Do this »
Reproduce the entries verbatim, beginning with the line containing "Patent image size: (990, 472)." and ending with the line containing "The bowed roof", both lines included.

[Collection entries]
• • • • • • •
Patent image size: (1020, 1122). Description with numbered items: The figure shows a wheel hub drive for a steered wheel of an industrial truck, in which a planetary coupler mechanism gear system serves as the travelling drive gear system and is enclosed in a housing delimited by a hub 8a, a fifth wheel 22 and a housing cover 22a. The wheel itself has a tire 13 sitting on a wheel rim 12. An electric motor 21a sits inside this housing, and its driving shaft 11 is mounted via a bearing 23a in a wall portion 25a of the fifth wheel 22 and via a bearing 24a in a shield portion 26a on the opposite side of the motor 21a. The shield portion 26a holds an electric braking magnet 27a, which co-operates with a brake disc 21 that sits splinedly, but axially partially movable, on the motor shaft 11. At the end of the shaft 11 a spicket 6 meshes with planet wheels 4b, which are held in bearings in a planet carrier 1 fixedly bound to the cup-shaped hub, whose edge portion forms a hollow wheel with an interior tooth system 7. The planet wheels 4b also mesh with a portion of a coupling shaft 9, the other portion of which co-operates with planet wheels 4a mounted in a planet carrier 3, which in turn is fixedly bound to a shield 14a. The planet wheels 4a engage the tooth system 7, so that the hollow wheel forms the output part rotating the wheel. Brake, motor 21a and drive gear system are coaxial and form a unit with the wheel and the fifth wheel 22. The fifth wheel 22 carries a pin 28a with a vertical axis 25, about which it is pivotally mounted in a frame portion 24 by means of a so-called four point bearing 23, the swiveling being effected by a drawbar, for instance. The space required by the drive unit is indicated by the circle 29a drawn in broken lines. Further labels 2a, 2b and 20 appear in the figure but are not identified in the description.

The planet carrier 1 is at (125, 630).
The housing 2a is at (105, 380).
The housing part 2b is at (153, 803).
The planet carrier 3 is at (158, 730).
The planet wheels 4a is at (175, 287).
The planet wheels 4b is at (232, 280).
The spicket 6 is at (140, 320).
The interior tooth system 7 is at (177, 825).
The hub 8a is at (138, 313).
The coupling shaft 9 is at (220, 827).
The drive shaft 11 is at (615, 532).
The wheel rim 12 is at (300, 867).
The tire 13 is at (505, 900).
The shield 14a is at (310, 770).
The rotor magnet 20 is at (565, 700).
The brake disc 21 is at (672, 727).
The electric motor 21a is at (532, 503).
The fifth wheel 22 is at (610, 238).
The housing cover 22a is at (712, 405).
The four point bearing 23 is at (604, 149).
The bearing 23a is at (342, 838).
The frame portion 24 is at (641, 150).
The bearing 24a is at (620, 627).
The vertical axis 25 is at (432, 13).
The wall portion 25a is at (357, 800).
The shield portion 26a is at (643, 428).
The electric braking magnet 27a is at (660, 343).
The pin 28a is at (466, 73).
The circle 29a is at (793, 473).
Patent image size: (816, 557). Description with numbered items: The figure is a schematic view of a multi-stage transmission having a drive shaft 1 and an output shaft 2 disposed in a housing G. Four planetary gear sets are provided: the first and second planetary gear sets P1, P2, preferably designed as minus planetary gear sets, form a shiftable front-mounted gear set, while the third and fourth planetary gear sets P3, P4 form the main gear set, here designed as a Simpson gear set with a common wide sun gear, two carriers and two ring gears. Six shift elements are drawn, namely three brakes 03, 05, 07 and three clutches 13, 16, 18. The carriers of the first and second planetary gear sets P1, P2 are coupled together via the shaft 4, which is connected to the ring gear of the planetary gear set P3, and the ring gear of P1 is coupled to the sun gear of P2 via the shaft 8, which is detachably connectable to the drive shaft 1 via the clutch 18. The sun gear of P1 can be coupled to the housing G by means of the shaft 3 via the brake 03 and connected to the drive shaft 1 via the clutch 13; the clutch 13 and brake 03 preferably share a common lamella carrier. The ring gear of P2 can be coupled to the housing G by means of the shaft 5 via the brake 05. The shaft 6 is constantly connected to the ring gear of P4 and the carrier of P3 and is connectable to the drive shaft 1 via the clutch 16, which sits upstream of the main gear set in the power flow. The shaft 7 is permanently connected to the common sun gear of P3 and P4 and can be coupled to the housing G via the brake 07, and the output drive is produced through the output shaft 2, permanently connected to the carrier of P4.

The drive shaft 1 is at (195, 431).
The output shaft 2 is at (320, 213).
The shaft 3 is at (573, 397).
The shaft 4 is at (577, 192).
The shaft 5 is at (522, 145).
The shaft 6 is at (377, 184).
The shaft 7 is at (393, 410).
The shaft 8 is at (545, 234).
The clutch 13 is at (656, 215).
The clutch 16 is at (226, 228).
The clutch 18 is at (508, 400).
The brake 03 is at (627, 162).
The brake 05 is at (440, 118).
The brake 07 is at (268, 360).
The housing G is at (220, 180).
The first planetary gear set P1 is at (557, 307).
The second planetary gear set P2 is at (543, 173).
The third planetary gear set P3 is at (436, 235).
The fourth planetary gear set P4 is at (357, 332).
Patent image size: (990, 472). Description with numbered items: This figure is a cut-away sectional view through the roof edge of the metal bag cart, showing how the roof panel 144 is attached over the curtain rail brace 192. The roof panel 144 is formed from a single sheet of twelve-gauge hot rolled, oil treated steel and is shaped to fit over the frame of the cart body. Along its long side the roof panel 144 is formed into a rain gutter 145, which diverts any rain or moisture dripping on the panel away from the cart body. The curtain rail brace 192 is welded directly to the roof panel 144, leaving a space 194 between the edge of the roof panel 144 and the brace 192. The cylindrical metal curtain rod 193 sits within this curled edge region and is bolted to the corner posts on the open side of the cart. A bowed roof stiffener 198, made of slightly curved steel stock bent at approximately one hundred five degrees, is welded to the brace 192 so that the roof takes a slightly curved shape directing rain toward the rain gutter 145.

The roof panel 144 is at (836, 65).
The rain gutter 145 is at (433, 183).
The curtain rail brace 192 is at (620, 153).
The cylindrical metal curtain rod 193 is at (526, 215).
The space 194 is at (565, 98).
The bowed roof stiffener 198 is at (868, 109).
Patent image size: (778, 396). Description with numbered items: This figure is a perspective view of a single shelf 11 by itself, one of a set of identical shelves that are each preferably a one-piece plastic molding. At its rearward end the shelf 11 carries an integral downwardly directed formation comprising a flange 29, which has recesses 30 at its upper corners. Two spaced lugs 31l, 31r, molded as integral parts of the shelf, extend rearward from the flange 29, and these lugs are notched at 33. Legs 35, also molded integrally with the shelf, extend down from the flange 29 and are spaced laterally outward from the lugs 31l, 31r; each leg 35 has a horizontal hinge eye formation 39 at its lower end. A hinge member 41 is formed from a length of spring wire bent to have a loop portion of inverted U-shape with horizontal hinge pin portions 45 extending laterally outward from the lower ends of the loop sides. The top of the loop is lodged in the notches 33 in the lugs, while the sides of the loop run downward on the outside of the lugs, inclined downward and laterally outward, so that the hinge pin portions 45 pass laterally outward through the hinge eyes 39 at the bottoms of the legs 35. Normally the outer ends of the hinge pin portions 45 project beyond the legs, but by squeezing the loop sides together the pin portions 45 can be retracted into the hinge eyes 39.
• • • • • • •
Result below »
Patent image size: (990, 472). Description with numbered items: This figure is a cut-away sectional view through the roof edge of the metal bag cart, showing how the roof panel 144 is attached over the curtain rail brace 192. The roof panel 144 is formed from a single sheet of twelve-gauge hot rolled, oil treated steel and is shaped to fit over the frame of the cart body. Along its long side the roof panel 144 is formed into a rain gutter 145, which diverts any rain or moisture dripping on the panel away from the cart body. The curtain rail brace 192 is welded directly to the roof panel 144, leaving a space 194 between the edge of the roof panel 144 and the brace 192. The cylindrical metal curtain rod 193 sits within this curled edge region and is bolted to the corner posts on the open side of the cart. A bowed roof stiffener 198, made of slightly curved steel stock bent at approximately one hundred five degrees, is welded to the brace 192 so that the roof takes a slightly curved shape directing rain toward the rain gutter 145.

The roof panel 144 is at (836, 65).
The rain gutter 145 is at (433, 183).
The curtain rail brace 192 is at (620, 153).
The cylindrical metal curtain rod 193 is at (526, 215).
The space 194 is at (565, 98).
The bowed roof stiffener 198 is at (868, 109).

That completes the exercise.